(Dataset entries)
● ● ● ● ●
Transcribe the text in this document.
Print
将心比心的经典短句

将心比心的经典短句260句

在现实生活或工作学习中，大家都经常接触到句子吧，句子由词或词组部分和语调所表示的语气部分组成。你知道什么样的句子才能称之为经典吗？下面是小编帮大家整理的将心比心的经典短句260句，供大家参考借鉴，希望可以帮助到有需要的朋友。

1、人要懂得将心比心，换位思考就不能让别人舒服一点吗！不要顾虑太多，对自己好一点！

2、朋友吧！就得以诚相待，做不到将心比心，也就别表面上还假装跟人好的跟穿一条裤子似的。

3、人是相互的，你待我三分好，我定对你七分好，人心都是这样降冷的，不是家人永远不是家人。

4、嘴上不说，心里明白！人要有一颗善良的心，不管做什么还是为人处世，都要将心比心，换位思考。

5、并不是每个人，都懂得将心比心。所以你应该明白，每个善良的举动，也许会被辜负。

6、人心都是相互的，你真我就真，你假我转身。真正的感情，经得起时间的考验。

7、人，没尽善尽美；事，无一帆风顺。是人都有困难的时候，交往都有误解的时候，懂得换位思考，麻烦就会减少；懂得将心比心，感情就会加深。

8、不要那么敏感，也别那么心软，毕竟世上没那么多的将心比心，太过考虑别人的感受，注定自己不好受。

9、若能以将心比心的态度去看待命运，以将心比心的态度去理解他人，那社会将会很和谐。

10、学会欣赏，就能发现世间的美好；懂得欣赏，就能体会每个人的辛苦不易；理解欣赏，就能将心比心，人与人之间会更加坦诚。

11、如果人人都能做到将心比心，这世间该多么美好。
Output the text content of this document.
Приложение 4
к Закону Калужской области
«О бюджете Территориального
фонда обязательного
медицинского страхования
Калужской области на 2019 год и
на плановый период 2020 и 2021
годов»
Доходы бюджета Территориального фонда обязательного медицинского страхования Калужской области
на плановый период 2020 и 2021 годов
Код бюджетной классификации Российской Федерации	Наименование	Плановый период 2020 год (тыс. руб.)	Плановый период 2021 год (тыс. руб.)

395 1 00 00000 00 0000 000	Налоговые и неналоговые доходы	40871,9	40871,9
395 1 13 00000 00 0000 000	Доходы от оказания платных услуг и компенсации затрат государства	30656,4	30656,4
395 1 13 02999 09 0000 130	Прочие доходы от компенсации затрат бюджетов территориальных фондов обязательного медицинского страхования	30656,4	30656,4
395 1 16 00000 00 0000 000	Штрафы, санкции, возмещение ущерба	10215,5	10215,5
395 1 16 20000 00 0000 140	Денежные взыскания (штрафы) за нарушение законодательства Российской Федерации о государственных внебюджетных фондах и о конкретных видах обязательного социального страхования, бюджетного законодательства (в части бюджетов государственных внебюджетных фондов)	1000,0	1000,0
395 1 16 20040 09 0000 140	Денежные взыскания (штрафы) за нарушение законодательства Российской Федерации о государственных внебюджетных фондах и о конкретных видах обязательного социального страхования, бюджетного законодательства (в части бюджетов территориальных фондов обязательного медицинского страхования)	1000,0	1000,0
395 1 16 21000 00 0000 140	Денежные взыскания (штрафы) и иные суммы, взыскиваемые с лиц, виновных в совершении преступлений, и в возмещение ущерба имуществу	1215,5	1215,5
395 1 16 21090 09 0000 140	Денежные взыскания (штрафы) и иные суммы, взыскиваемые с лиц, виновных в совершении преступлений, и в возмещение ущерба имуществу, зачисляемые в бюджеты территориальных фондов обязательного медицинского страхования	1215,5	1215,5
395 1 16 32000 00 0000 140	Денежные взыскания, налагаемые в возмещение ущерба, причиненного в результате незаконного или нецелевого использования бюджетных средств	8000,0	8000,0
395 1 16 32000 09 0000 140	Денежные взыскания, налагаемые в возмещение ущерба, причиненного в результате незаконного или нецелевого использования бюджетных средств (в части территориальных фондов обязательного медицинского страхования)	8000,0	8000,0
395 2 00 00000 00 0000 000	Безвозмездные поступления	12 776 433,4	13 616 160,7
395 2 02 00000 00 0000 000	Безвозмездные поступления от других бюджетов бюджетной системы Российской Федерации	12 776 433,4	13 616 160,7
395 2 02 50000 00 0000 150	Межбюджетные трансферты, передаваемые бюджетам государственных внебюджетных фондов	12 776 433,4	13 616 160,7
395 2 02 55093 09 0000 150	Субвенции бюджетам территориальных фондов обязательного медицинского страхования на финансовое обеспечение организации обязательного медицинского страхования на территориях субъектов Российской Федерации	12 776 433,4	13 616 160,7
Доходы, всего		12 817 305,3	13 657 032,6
● ● ● ● ●
▸ WHAT THE TASK REQUIRES
Wherever a line in the data above holds "законодательства", copy that line.

▸ SOLUTION
395 1 16 20000 00 0000 140	Денежные взыскания (штрафы) за нарушение законодательства Российской Федерации о государственных внебюджетных фондах и о конкретных видах обязательного социального страхования, бюджетного законодательства (в части бюджетов государственных внебюджетных фондов)	1000,0	1000,0
395 1 16 20040 09 0000 140	Денежные взыскания (штрафы) за нарушение законодательства Российской Федерации о государственных внебюджетных фондах и о конкретных видах обязательного социального страхования, бюджетного законодательства (в части бюджетов территориальных фондов обязательного медицинского страхования)	1000,0	1000,0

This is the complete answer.